_Goal of the exercise_: Within the data below, count the lines that include the word "name". Provide the number and nothing further.

====== Supplied records ======

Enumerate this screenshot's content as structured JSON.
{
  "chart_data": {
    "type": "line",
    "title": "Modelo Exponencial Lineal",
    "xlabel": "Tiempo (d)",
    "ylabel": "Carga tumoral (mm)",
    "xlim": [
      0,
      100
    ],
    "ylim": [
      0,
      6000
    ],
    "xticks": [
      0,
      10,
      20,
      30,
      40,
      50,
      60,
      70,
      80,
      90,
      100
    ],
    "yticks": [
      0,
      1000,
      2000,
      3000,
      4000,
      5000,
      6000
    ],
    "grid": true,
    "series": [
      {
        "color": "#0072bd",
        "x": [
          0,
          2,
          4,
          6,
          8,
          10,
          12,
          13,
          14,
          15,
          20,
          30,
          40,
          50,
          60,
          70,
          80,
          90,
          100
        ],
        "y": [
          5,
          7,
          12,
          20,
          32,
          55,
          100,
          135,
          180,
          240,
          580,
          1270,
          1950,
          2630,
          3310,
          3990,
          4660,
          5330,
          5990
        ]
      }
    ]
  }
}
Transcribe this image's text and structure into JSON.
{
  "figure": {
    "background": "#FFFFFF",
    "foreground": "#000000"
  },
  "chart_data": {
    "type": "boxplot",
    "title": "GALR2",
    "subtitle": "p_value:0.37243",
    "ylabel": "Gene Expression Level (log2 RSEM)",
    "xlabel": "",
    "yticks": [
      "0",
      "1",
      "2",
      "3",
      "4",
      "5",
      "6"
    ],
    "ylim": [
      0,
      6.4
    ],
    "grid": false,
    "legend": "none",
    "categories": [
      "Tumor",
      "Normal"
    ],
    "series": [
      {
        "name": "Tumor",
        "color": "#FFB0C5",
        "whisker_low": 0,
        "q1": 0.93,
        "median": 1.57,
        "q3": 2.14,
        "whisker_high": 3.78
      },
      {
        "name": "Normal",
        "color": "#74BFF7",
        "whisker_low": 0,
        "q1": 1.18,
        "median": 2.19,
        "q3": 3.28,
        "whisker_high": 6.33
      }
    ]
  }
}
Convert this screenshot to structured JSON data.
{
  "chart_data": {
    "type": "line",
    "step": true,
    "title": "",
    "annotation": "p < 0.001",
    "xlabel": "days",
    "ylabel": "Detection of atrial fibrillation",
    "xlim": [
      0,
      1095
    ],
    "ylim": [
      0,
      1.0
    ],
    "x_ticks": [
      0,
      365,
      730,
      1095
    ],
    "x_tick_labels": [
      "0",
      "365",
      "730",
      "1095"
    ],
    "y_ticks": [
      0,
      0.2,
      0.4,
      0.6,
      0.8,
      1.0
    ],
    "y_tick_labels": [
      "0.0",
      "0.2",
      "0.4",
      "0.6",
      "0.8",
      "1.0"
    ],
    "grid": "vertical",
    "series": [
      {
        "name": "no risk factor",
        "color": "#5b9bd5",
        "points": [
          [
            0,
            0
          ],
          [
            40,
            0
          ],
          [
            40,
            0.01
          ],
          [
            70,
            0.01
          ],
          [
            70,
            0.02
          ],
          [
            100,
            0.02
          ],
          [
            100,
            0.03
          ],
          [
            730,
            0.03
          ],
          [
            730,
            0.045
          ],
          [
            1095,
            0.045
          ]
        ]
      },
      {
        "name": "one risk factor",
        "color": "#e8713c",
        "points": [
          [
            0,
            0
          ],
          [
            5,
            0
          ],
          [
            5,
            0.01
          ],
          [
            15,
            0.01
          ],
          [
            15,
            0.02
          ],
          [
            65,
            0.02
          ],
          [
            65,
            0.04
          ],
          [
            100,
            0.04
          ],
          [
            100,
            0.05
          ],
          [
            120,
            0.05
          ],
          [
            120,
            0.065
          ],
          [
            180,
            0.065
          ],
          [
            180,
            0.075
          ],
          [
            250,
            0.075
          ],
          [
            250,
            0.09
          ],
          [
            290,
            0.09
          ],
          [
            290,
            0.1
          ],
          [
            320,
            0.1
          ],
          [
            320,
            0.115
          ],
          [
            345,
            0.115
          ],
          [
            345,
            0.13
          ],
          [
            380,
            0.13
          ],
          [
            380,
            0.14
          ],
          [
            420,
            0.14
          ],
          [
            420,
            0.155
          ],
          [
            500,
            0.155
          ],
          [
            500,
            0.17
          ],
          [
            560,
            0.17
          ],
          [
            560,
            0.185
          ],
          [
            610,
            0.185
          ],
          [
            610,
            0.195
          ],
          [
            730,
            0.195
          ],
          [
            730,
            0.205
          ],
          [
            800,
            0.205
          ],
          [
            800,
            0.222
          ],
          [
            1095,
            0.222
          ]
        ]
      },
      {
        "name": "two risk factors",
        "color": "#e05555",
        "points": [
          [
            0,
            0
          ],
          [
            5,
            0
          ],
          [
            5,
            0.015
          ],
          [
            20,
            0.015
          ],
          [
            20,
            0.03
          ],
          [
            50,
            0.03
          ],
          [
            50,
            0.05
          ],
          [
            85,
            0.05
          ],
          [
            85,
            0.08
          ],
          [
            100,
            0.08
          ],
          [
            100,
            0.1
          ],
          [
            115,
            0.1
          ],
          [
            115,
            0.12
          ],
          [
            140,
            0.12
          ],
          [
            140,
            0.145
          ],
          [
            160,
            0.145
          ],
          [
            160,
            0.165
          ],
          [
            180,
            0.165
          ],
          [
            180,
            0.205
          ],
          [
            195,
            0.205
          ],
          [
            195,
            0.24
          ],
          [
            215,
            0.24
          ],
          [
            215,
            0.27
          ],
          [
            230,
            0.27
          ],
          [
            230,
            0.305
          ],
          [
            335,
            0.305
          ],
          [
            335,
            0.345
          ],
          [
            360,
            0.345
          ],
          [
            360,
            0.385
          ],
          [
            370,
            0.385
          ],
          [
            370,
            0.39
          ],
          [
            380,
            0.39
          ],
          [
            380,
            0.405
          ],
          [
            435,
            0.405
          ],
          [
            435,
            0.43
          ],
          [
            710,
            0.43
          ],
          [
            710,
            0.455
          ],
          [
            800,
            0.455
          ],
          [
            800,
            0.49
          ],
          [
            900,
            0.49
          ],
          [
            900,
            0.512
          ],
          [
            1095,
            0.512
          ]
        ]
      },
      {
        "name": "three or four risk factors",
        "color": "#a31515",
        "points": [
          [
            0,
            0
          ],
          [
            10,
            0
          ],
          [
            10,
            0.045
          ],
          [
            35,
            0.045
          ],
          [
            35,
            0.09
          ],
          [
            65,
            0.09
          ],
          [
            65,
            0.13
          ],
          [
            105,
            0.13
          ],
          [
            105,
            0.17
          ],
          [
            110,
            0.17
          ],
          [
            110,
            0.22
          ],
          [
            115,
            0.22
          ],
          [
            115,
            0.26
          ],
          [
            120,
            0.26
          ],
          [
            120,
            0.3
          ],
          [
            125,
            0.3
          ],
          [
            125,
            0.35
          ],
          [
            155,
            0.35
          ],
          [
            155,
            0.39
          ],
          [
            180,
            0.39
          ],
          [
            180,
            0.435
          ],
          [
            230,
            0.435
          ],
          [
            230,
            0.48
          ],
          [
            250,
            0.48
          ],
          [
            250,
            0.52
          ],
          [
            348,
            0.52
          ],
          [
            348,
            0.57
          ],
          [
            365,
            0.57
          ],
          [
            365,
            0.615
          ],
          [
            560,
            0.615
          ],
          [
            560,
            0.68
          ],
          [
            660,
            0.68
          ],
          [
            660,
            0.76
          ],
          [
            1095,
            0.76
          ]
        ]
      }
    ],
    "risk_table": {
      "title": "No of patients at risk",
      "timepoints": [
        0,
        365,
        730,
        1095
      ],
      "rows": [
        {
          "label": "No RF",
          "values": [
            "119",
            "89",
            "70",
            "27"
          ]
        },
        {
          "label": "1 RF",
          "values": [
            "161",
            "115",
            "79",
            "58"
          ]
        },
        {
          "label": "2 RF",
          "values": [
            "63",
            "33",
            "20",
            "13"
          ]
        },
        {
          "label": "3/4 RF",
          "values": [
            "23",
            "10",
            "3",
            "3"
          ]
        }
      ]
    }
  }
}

======

_Answer to this exercise_: 6